#### GESTELLTE AUFGABE A
Beantworte zum Lesetext über Münster diese Fragen:
(i) In welchem Bundesland liegt Münster?
(ii) Wie war das Wetter an dem Tag?
(iii) Welches Fahrzeug rast in die Menschen?
------------------------------------
Münster – eine lebenswerte Stadt in Nordrhein-Westfalen. Viele Studenten, schöne Häuser, reichlich Grün, viele Fahrräder, hohe Lebensqualität. Der erste richtig warme und sonnige Frühlingstag. Viele Menschen sind in der Stadt unterwegs. Dann geschieht, was man sonst nur in den Nachrichten hört: ein Angriff auf Unbeteiligte mitten in der Stadt. Ein Kleintransporter rast in die Menschen auf einem belebten Platz. Es gibt Tote und Verletzte. Danach ist nichts mehr wie zuvor in der schönen Studentenstadt.
------------------------------------
#### GESTELLTE AUFGABE B
Schreib aus der Auflistung die Zeilen ab der Zeile mit "Text: N: N [231, 14, 240, 27]" bis zur Zeile mit "Text: Cl: Cl [440, 74, 452, 87]" wortgetreu ab. Beide Grenzzeilen gehören dazu.

#### MATERIAL ZUR AUFGABE
------------------------------------
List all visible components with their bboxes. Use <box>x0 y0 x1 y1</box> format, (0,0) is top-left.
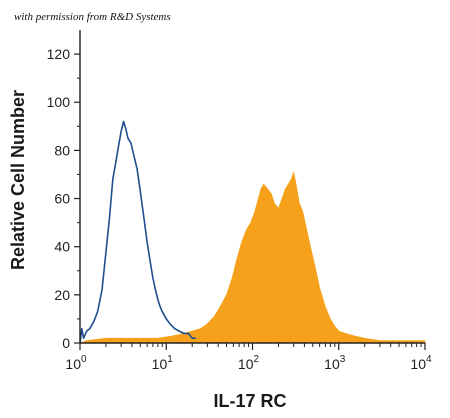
y-tick-label: 40 <box>54 239 70 255</box>
x-tick-label: 100 <box>65 354 87 372</box>
y-tick-label: 100 <box>47 94 71 110</box>
series-layer <box>79 120 426 344</box>
y-tick-label: 0 <box>62 335 70 351</box>
x-tick-label: 101 <box>152 354 174 372</box>
x-axis-title: IL-17 RC <box>213 391 286 411</box>
axes-layer: 0 20 40 60 80 100 120 100 101 102 103 104 <box>47 30 432 372</box>
y-tick-label: 20 <box>54 287 70 303</box>
y-tick-label: 80 <box>54 142 70 158</box>
filled-histogram <box>79 170 426 344</box>
outline-histogram <box>79 120 196 344</box>
x-tick-label: 103 <box>324 354 346 372</box>
x-tick-label: 104 <box>410 354 432 372</box>
y-tick-label: 60 <box>54 191 70 207</box>
y-tick-label: 120 <box>47 46 71 62</box>
y-axis-title: Relative Cell Number <box>8 90 28 270</box>
x-tick-label: 102 <box>238 354 260 372</box>
credit-text: with permission from R&D Systems <box>14 11 171 23</box>
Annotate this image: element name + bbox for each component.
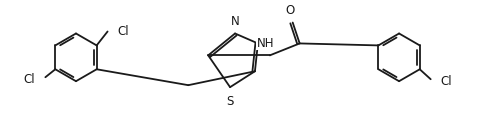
Text: N: N [231, 14, 240, 27]
Text: S: S [227, 94, 234, 107]
Text: O: O [285, 4, 294, 16]
Text: Cl: Cl [24, 72, 35, 85]
Text: NH: NH [257, 37, 274, 50]
Text: Cl: Cl [118, 25, 129, 38]
Text: Cl: Cl [440, 74, 452, 87]
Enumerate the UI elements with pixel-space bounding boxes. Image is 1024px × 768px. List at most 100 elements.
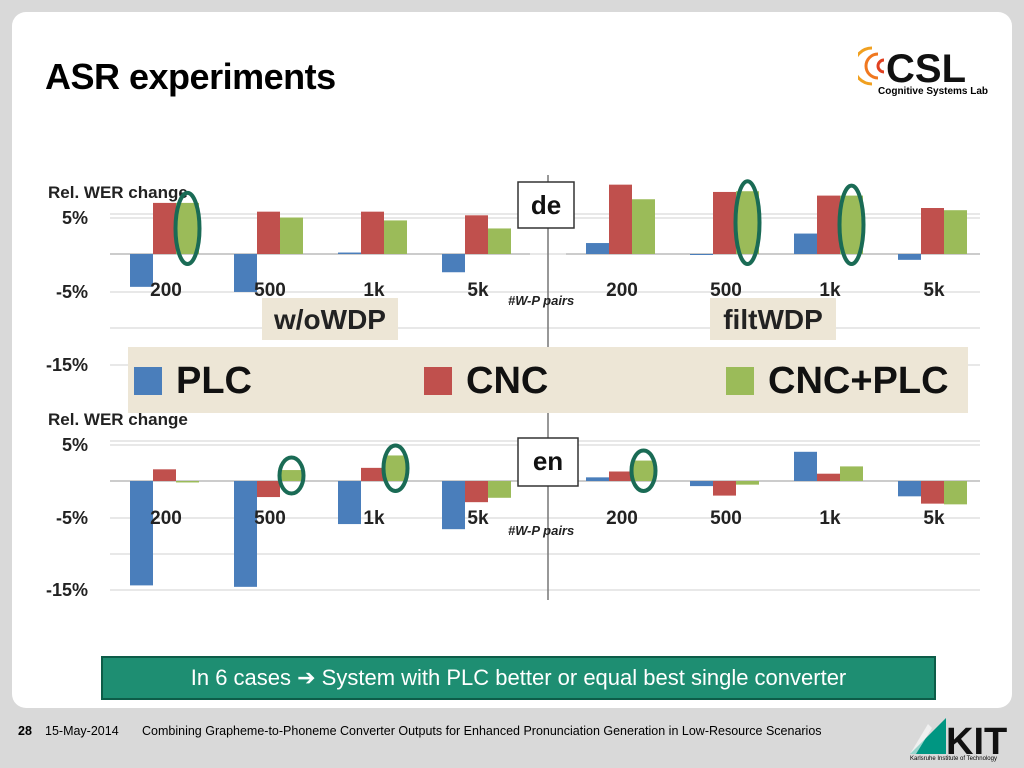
language-label: de (531, 190, 561, 220)
highlight-ellipse (629, 448, 658, 493)
page-number: 28 (18, 724, 32, 738)
bar-cnc-plc (632, 460, 655, 481)
legend-swatch-plc (134, 367, 162, 395)
kit-logo-letters: KIT (946, 721, 1007, 763)
bar-cnc (153, 202, 176, 254)
y-axis-label: Rel. WER change (48, 410, 188, 429)
category-label: 5k (467, 280, 489, 301)
csl-logo-subtitle: Cognitive Systems Lab (878, 86, 989, 97)
bar-cnc (153, 469, 176, 481)
bar-plc (234, 481, 257, 587)
bar-cnc (465, 215, 488, 254)
y-tick-label: -15% (46, 355, 88, 375)
x-axis-label: #W-P pairs (508, 293, 574, 308)
highlight-ellipse (381, 443, 410, 494)
wer-chart: Rel. WER change 5% -5% -15% 200 500 1k 5k w/oWDP… (46, 175, 980, 600)
y-tick-label: -5% (56, 282, 88, 302)
bar-cnc-plc (944, 481, 967, 505)
bar-cnc (257, 211, 280, 254)
bar-cnc-plc (384, 220, 407, 254)
bar-plc (690, 254, 713, 255)
group-label-box (710, 298, 836, 340)
bar-cnc (921, 481, 944, 504)
bar-plc (338, 481, 361, 525)
conclusion-callout: In 6 cases ➔ System with PLC better or e… (101, 656, 936, 700)
legend-label: PLC (176, 360, 252, 402)
category-label: 200 (150, 280, 182, 301)
language-label: en (533, 446, 563, 476)
bar-cnc (257, 481, 280, 498)
footer: 28 15-May-2014 Combining Grapheme-to-Pho… (0, 722, 1024, 742)
csl-logo-letters: CSL (886, 47, 966, 91)
y-tick-label: -5% (56, 508, 88, 528)
legend-swatch-cnc-plc (726, 367, 754, 395)
bar-cnc (609, 471, 632, 481)
bar-plc (234, 254, 257, 292)
bar-cnc-plc (280, 217, 303, 254)
bar-plc (690, 481, 713, 487)
bar-plc (442, 481, 465, 530)
category-label: 5k (923, 508, 945, 529)
category-label: 200 (606, 280, 638, 301)
category-label: 500 (254, 508, 286, 529)
bar-cnc-plc (488, 228, 511, 254)
bar-plc (130, 254, 153, 287)
bar-cnc (609, 184, 632, 254)
bar-plc (794, 233, 817, 254)
highlight-ellipse (277, 455, 306, 496)
bar-cnc-plc (944, 210, 967, 254)
legend-swatch-cnc (424, 367, 452, 395)
bar-cnc-plc (280, 470, 303, 481)
bar-cnc (361, 467, 384, 481)
language-box (517, 181, 575, 229)
footer-caption: Combining Grapheme-to-Phoneme Converter … (142, 724, 822, 738)
highlight-ellipse (173, 190, 202, 266)
highlight-ellipse (733, 179, 762, 266)
category-label: 1k (819, 280, 841, 301)
bar-cnc (465, 481, 488, 503)
legend-label: CNC+PLC (768, 360, 949, 402)
bar-cnc (817, 473, 840, 481)
group-label: w/oWDP (273, 304, 386, 335)
bar-plc (898, 481, 921, 497)
bar-cnc (921, 208, 944, 254)
category-label: 200 (606, 508, 638, 529)
language-box (517, 437, 579, 487)
highlight-ellipse (837, 183, 866, 267)
slide-title: ASR experiments (45, 56, 336, 97)
category-label: 500 (710, 508, 742, 529)
y-tick-label: -15% (46, 580, 88, 600)
csl-logo: CSL (858, 46, 966, 91)
bar-plc (130, 481, 153, 586)
bar-cnc (713, 481, 736, 496)
bar-cnc (713, 191, 736, 254)
bar-plc (898, 254, 921, 260)
category-label: 5k (923, 280, 945, 301)
category-label: 1k (363, 508, 385, 529)
x-axis-label: #W-P pairs (508, 523, 574, 538)
bar-cnc-plc (384, 455, 407, 481)
bar-plc (442, 254, 465, 273)
category-label: 1k (363, 280, 385, 301)
group-label: filtWDP (723, 304, 823, 335)
legend-label: CNC (466, 360, 548, 402)
y-axis-label: Rel. WER change (48, 183, 188, 202)
category-label: 1k (819, 508, 841, 529)
category-label: 500 (254, 280, 286, 301)
y-tick-label: 5% (62, 208, 88, 228)
bar-plc (338, 252, 361, 254)
bar-plc (586, 243, 609, 254)
category-label: 200 (150, 508, 182, 529)
bar-cnc-plc (840, 466, 863, 481)
bar-cnc-plc (176, 481, 199, 483)
bar-cnc-plc (632, 199, 655, 254)
bar-cnc-plc (488, 481, 511, 498)
group-label-box (262, 298, 398, 340)
bar-plc (586, 477, 609, 481)
kit-logo: KIT (910, 718, 1007, 763)
bar-cnc-plc (736, 481, 759, 485)
bar-cnc (361, 211, 384, 254)
footer-date: 15-May-2014 (45, 724, 119, 738)
bar-cnc-plc (840, 195, 863, 254)
category-label: 500 (710, 280, 742, 301)
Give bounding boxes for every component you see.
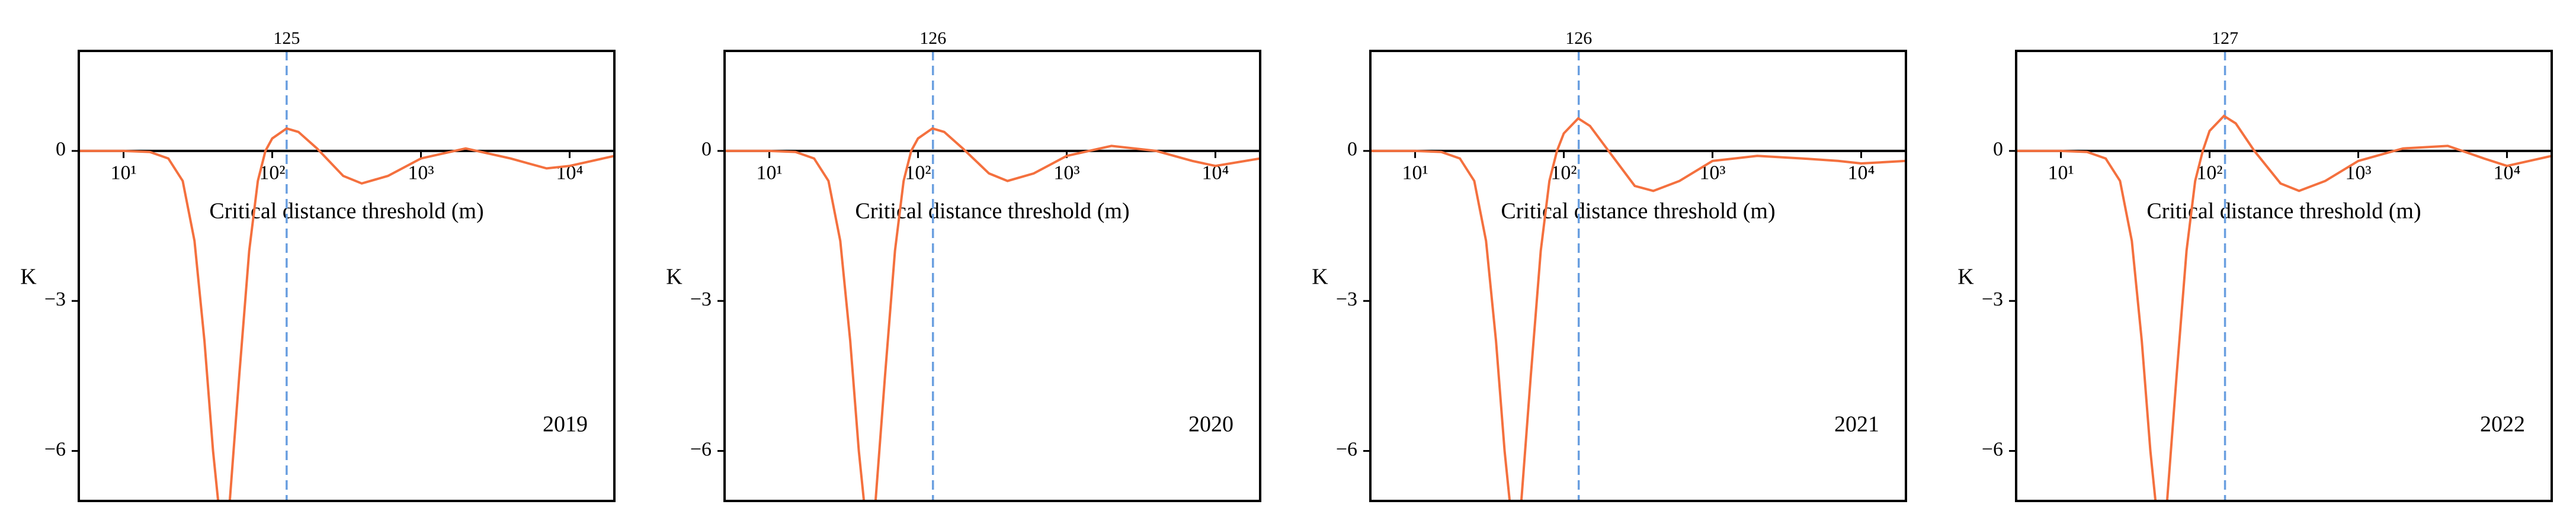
y-axis-label: K [20, 265, 37, 290]
x-tick-label: 10² [905, 162, 931, 184]
reference-label: 127 [2212, 28, 2238, 48]
reference-label: 126 [919, 28, 946, 48]
frame [78, 50, 616, 502]
y-tick-label: −3 [1336, 288, 1357, 310]
y-tick-label: −6 [1336, 438, 1357, 460]
y-tick-label: −6 [44, 438, 66, 460]
frame [1369, 50, 1907, 502]
data-line [1370, 117, 1906, 501]
y-tick-label: −3 [690, 288, 712, 310]
reference-label: 125 [273, 28, 300, 48]
y-tick-label: 0 [701, 139, 712, 160]
x-tick-label: 10¹ [1402, 162, 1428, 184]
y-axis-label: K [1312, 265, 1328, 290]
x-tick-label: 10¹ [110, 162, 136, 184]
year-annotation: 2019 [543, 412, 588, 437]
x-axis-label: Critical distance threshold (m) [1501, 199, 1775, 224]
frame [2015, 50, 2553, 502]
year-annotation: 2020 [1188, 412, 1233, 437]
y-tick-label: −6 [1982, 438, 2003, 460]
data-line [2016, 114, 2552, 501]
y-tick-label: 0 [1993, 139, 2003, 160]
x-tick-label: 10³ [1053, 162, 1079, 184]
y-axis-label: K [666, 265, 683, 290]
x-axis-label: Critical distance threshold (m) [2146, 199, 2421, 224]
x-tick-label: 10¹ [756, 162, 782, 184]
x-tick-label: 10² [259, 162, 285, 184]
frame [723, 50, 1261, 502]
data-line [79, 127, 614, 501]
y-axis-label: K [1957, 265, 1974, 290]
x-tick-label: 10⁴ [1848, 162, 1875, 184]
y-tick-label: 0 [1347, 139, 1357, 160]
year-annotation: 2021 [1834, 412, 1879, 437]
x-tick-label: 10³ [408, 162, 434, 184]
data-line [725, 127, 1260, 501]
x-axis-label: Critical distance threshold (m) [209, 199, 483, 224]
x-axis-label: Critical distance threshold (m) [855, 199, 1129, 224]
x-tick-label: 10² [1550, 162, 1577, 184]
y-tick-label: −6 [690, 438, 712, 460]
y-tick-label: 0 [56, 139, 66, 160]
x-tick-label: 10¹ [2048, 162, 2074, 184]
year-annotation: 2022 [2480, 412, 2525, 437]
reference-label: 126 [1565, 28, 1592, 48]
y-tick-label: −3 [44, 288, 66, 310]
y-tick-label: −3 [1982, 288, 2003, 310]
x-tick-label: 10² [2196, 162, 2222, 184]
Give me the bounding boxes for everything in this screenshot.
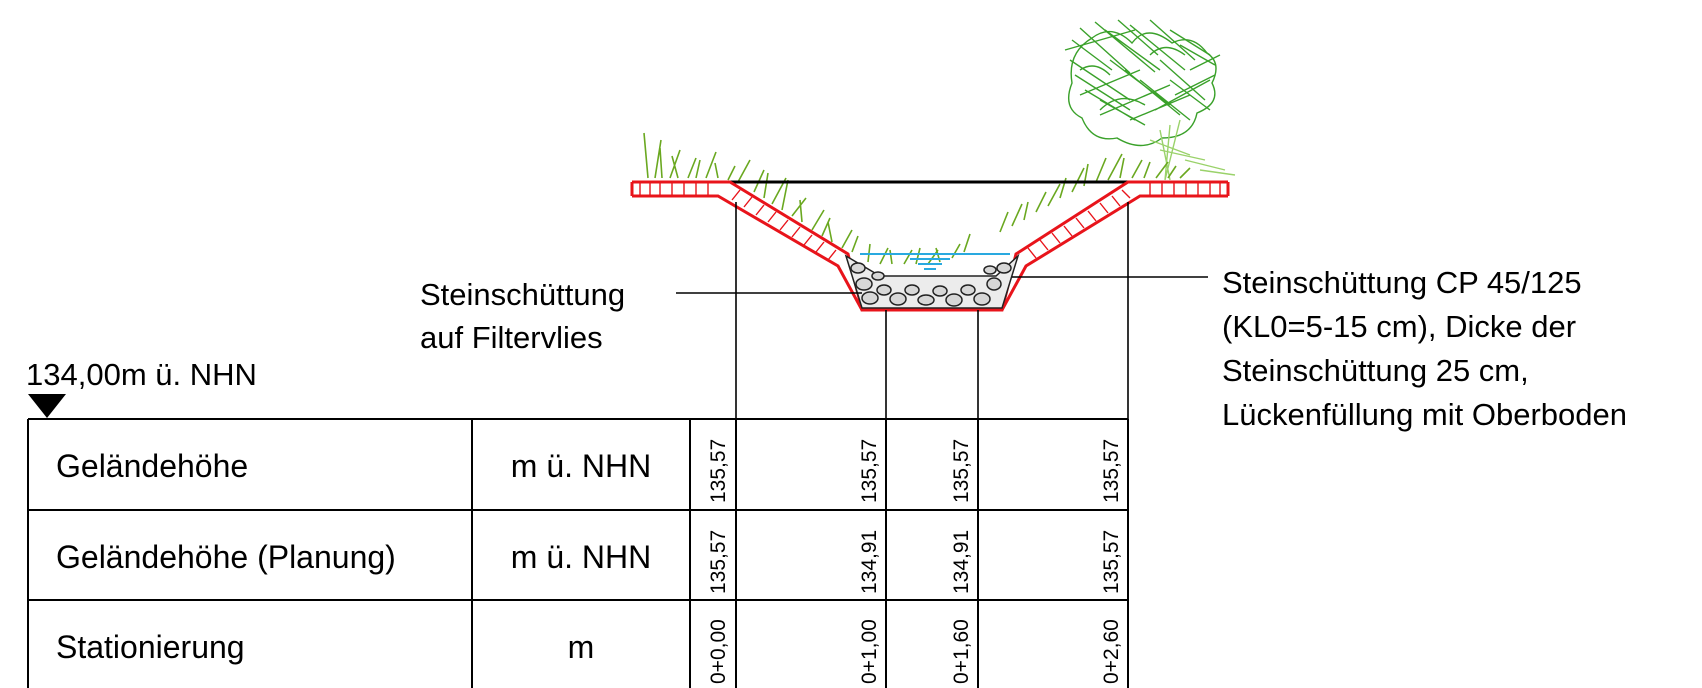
value-cell: 135,57: [858, 439, 881, 503]
left-annotation-line2: auf Filtervlies: [420, 320, 603, 355]
value-cell: 134,91: [858, 530, 881, 594]
profile-table-grid: [27, 418, 1129, 688]
rock-fill: [844, 253, 1020, 309]
reference-level-label: 134,00m ü. NHN: [26, 357, 257, 392]
row-unit-gelaendehoehe-planung: m ü. NHN: [511, 539, 651, 575]
embankment-liner: [630, 180, 1230, 312]
row-unit-gelaendehoehe: m ü. NHN: [511, 448, 651, 484]
liner-hatching: [639, 183, 1221, 261]
row-label-stationierung: Stationierung: [56, 629, 245, 665]
value-cell: 134,91: [950, 530, 973, 594]
value-cell: 0+1,00: [858, 619, 881, 684]
value-cell: 0+0,00: [707, 619, 730, 684]
right-annotation-line2: (KL0=5-15 cm), Dicke der: [1222, 309, 1576, 344]
right-annotation-line1: Steinschüttung CP 45/125: [1222, 265, 1582, 300]
row-label-gelaendehoehe-planung: Geländehöhe (Planung): [56, 539, 396, 575]
left-annotation-line1: Steinschüttung: [420, 277, 625, 312]
value-cell: 0+2,60: [1100, 619, 1123, 684]
value-cell: 135,57: [707, 439, 730, 503]
value-cell: 135,57: [1100, 530, 1123, 594]
value-cell: 0+1,60: [950, 619, 973, 684]
row-label-gelaendehoehe: Geländehöhe: [56, 448, 248, 484]
value-cell: 135,57: [1100, 439, 1123, 503]
value-cell: 135,57: [950, 439, 973, 503]
value-cell: 135,57: [707, 530, 730, 594]
station-projection-lines: [735, 202, 1129, 419]
right-annotation-line4: Lückenfüllung mit Oberboden: [1222, 397, 1627, 432]
tree-illustration: [1064, 19, 1236, 181]
right-annotation-line3: Steinschüttung 25 cm,: [1222, 353, 1529, 388]
row-unit-stationierung: m: [568, 629, 595, 665]
reference-level-marker: [28, 394, 66, 418]
grass-illustration: [643, 132, 1191, 265]
water-surface: [860, 253, 1010, 270]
------------------------------------
#### RICHTIGE LÖSUNG A
(i) In Nordrhein-Westfalen.
(ii) Es war der erste richtig warme und sonnige Frühlingstag.
(iii) Ein Kleintransporter.

#### RICHTIGE LÖSUNG B
Text: N: N [231, 14, 240, 27]
Text: S: S [227, 94, 234, 107]
Text: O: O [285, 4, 294, 16]
Text: Cl: Cl [24, 72, 35, 85]
Text: NH: NH [257, 37, 274, 50]
Text: Cl: Cl [118, 25, 129, 38]
Text: Cl: Cl [440, 74, 452, 87]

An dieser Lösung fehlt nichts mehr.